- DATASET EXTRACT:
──────────────────────────────

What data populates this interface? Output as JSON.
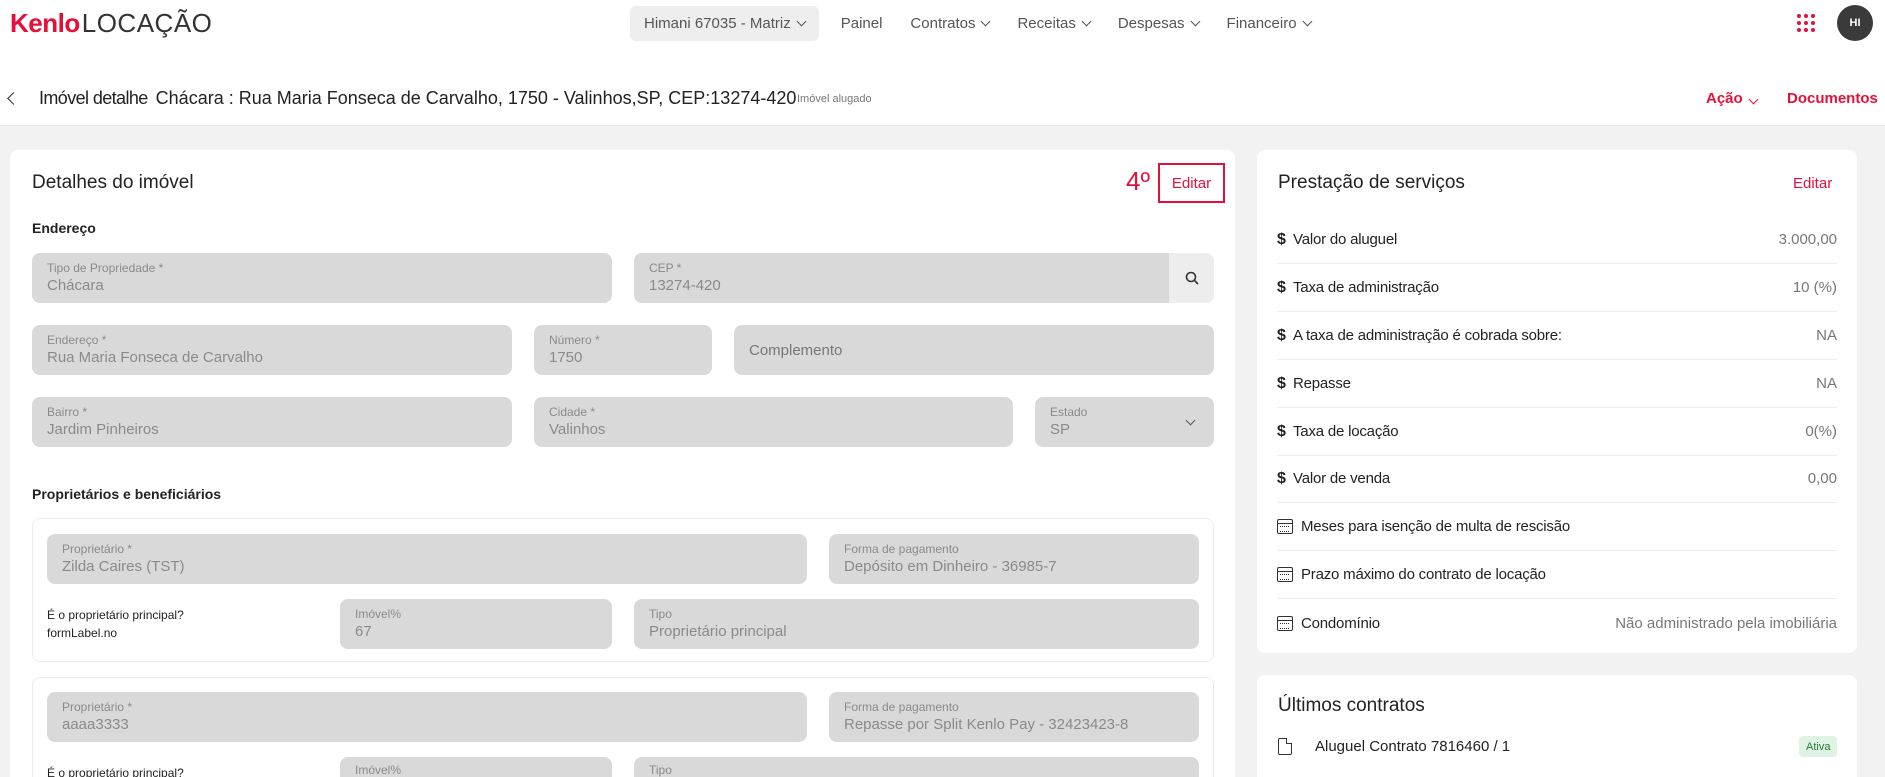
{
  "brand": {
    "logo_kenlo": "Kenlo",
    "logo_product": "LOCAÇÃO",
    "accent_color": "#e5103a"
  },
  "nav": {
    "branch": "Himani 67035 - Matriz",
    "items": [
      "Painel",
      "Contratos",
      "Receitas",
      "Despesas",
      "Financeiro"
    ],
    "avatar_initials": "HI",
    "apps_icon": "grid-dots-icon"
  },
  "header": {
    "label": "Imóvel detalhe",
    "address": "Chácara : Rua Maria Fonseca de Carvalho, 1750 - Valinhos,SP, CEP:13274-420",
    "status": "Imóvel alugado",
    "action_label": "Ação",
    "documents_label": "Documentos"
  },
  "details": {
    "title": "Detalhes do imóvel",
    "annotation": "4º",
    "edit_label": "Editar",
    "address_section": "Endereço",
    "fields": {
      "tipo": {
        "label": "Tipo de Propriedade *",
        "value": "Chácara"
      },
      "cep": {
        "label": "CEP *",
        "value": "13274-420"
      },
      "endereco": {
        "label": "Endereço *",
        "value": "Rua Maria Fonseca de Carvalho"
      },
      "numero": {
        "label": "Número *",
        "value": "1750"
      },
      "complemento": {
        "placeholder": "Complemento"
      },
      "bairro": {
        "label": "Bairro *",
        "value": "Jardim Pinheiros"
      },
      "cidade": {
        "label": "Cidade *",
        "value": "Valinhos"
      },
      "estado": {
        "label": "Estado",
        "value": "SP"
      }
    },
    "owners_section": "Proprietários e beneficiários",
    "owners": [
      {
        "owner_label": "Proprietário *",
        "owner_value": "Zilda Caires (TST)",
        "payment_label": "Forma de pagamento",
        "payment_value": "Depósito em Dinheiro - 36985-7",
        "main_question": "É o proprietário principal?",
        "main_value": "formLabel.no",
        "share_label": "Imóvel%",
        "share_value": "67",
        "type_label": "Tipo",
        "type_value": "Proprietário principal"
      },
      {
        "owner_label": "Proprietário *",
        "owner_value": "aaaa3333",
        "payment_label": "Forma de pagamento",
        "payment_value": "Repasse por Split Kenlo Pay - 32423423-8",
        "main_question": "É o proprietário principal?",
        "share_label": "Imóvel%",
        "type_label": "Tipo"
      }
    ]
  },
  "services": {
    "title": "Prestação de serviços",
    "edit_label": "Editar",
    "rows": [
      {
        "icon": "dollar-icon",
        "label": "Valor do aluguel",
        "value": "3.000,00"
      },
      {
        "icon": "dollar-icon",
        "label": "Taxa de administração",
        "value": "10 (%)"
      },
      {
        "icon": "dollar-icon",
        "label": "A taxa de administração é cobrada sobre:",
        "value": "NA"
      },
      {
        "icon": "dollar-icon",
        "label": "Repasse",
        "value": "NA"
      },
      {
        "icon": "dollar-icon",
        "label": "Taxa de locação",
        "value": "0(%)"
      },
      {
        "icon": "dollar-icon",
        "label": "Valor de venda",
        "value": "0,00"
      },
      {
        "icon": "calendar-icon",
        "label": "Meses para isenção de multa de rescisão",
        "value": ""
      },
      {
        "icon": "calendar-icon",
        "label": "Prazo máximo do contrato de locação",
        "value": ""
      },
      {
        "icon": "calendar-icon",
        "label": "Condomínio",
        "value": "Não administrado pela imobiliária"
      }
    ]
  },
  "contracts": {
    "title": "Últimos contratos",
    "items": [
      {
        "label": "Aluguel Contrato 7816460 / 1",
        "status": "Ativa"
      }
    ]
  }
}
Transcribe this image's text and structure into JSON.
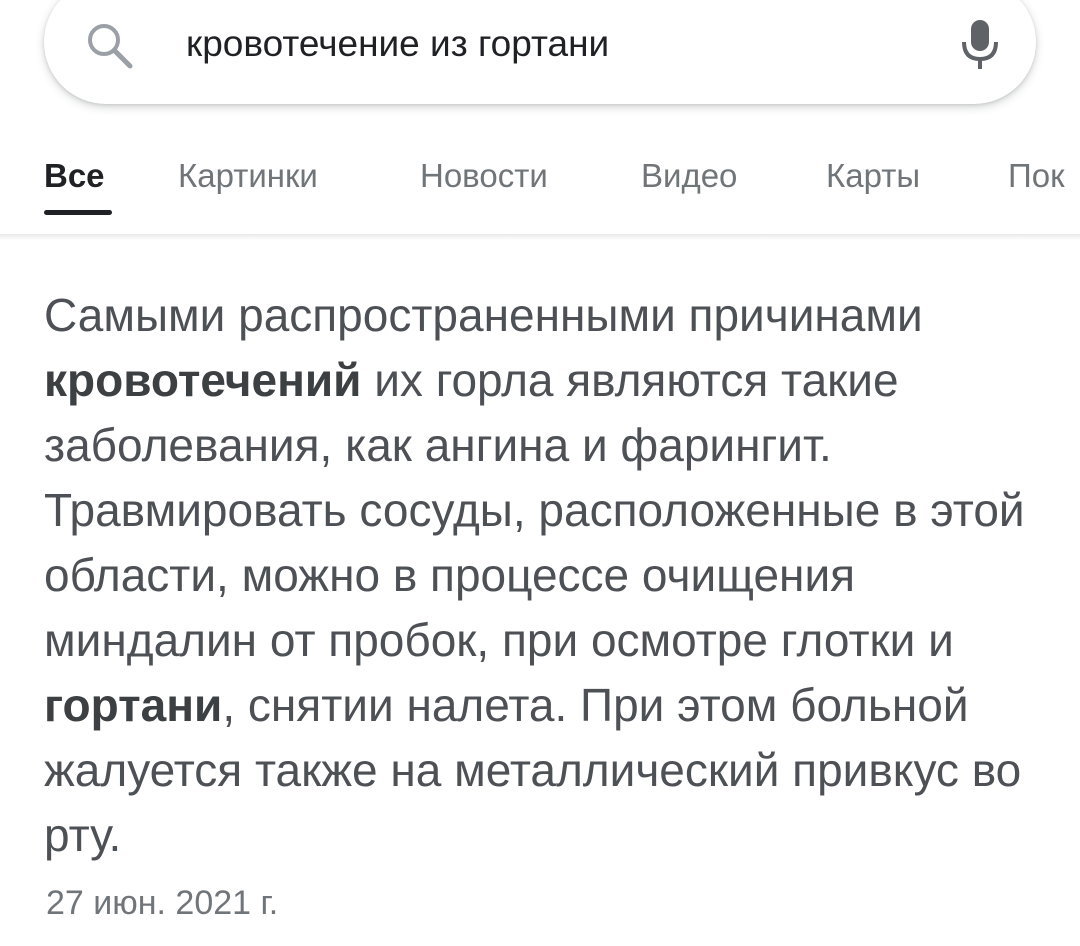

──────────────────────────────

- TASK OBJECTIVE:
Transcribe the listing above verbatim. Omit the pictures.

- THE REPLY:
What data populates this interface? Output as JSON.
{
  "brand": {
    "logo_kenlo": "Kenlo",
    "logo_product": "LOCAÇÃO",
    "accent_color": "#e5103a"
  },
  "nav": {
    "branch": "Himani 67035 - Matriz",
    "items": [
      "Painel",
      "Contratos",
      "Receitas",
      "Despesas",
      "Financeiro"
    ],
    "avatar_initials": "HI",
    "apps_icon": "grid-dots-icon"
  },
  "header": {
    "label": "Imóvel detalhe",
    "address": "Chácara : Rua Maria Fonseca de Carvalho, 1750 - Valinhos,SP, CEP:13274-420",
    "status": "Imóvel alugado",
    "action_label": "Ação",
    "documents_label": "Documentos"
  },
  "details": {
    "title": "Detalhes do imóvel",
    "annotation": "4º",
    "edit_label": "Editar",
    "address_section": "Endereço",
    "fields": {
      "tipo": {
        "label": "Tipo de Propriedade *",
        "value": "Chácara"
      },
      "cep": {
        "label": "CEP *",
        "value": "13274-420"
      },
      "endereco": {
        "label": "Endereço *",
        "value": "Rua Maria Fonseca de Carvalho"
      },
      "numero": {
        "label": "Número *",
        "value": "1750"
      },
      "complemento": {
        "placeholder": "Complemento"
      },
      "bairro": {
        "label": "Bairro *",
        "value": "Jardim Pinheiros"
      },
      "cidade": {
        "label": "Cidade *",
        "value": "Valinhos"
      },
      "estado": {
        "label": "Estado",
        "value": "SP"
      }
    },
    "owners_section": "Proprietários e beneficiários",
    "owners": [
      {
        "owner_label": "Proprietário *",
        "owner_value": "Zilda Caires (TST)",
        "payment_label": "Forma de pagamento",
        "payment_value": "Depósito em Dinheiro - 36985-7",
        "main_question": "É o proprietário principal?",
        "main_value": "formLabel.no",
        "share_label": "Imóvel%",
        "share_value": "67",
        "type_label": "Tipo",
        "type_value": "Proprietário principal"
      },
      {
        "owner_label": "Proprietário *",
        "owner_value": "aaaa3333",
        "payment_label": "Forma de pagamento",
        "payment_value": "Repasse por Split Kenlo Pay - 32423423-8",
        "main_question": "É o proprietário principal?",
        "share_label": "Imóvel%",
        "type_label": "Tipo"
      }
    ]
  },
  "services": {
    "title": "Prestação de serviços",
    "edit_label": "Editar",
    "rows": [
      {
        "icon": "dollar-icon",
        "label": "Valor do aluguel",
        "value": "3.000,00"
      },
      {
        "icon": "dollar-icon",
        "label": "Taxa de administração",
        "value": "10 (%)"
      },
      {
        "icon": "dollar-icon",
        "label": "A taxa de administração é cobrada sobre:",
        "value": "NA"
      },
      {
        "icon": "dollar-icon",
        "label": "Repasse",
        "value": "NA"
      },
      {
        "icon": "dollar-icon",
        "label": "Taxa de locação",
        "value": "0(%)"
      },
      {
        "icon": "dollar-icon",
        "label": "Valor de venda",
        "value": "0,00"
      },
      {
        "icon": "calendar-icon",
        "label": "Meses para isenção de multa de rescisão",
        "value": ""
      },
      {
        "icon": "calendar-icon",
        "label": "Prazo máximo do contrato de locação",
        "value": ""
      },
      {
        "icon": "calendar-icon",
        "label": "Condomínio",
        "value": "Não administrado pela imobiliária"
      }
    ]
  },
  "contracts": {
    "title": "Últimos contratos",
    "items": [
      {
        "label": "Aluguel Contrato 7816460 / 1",
        "status": "Ativa"
      }
    ]
  }
}
Transcribe this image's text and structure into JSON.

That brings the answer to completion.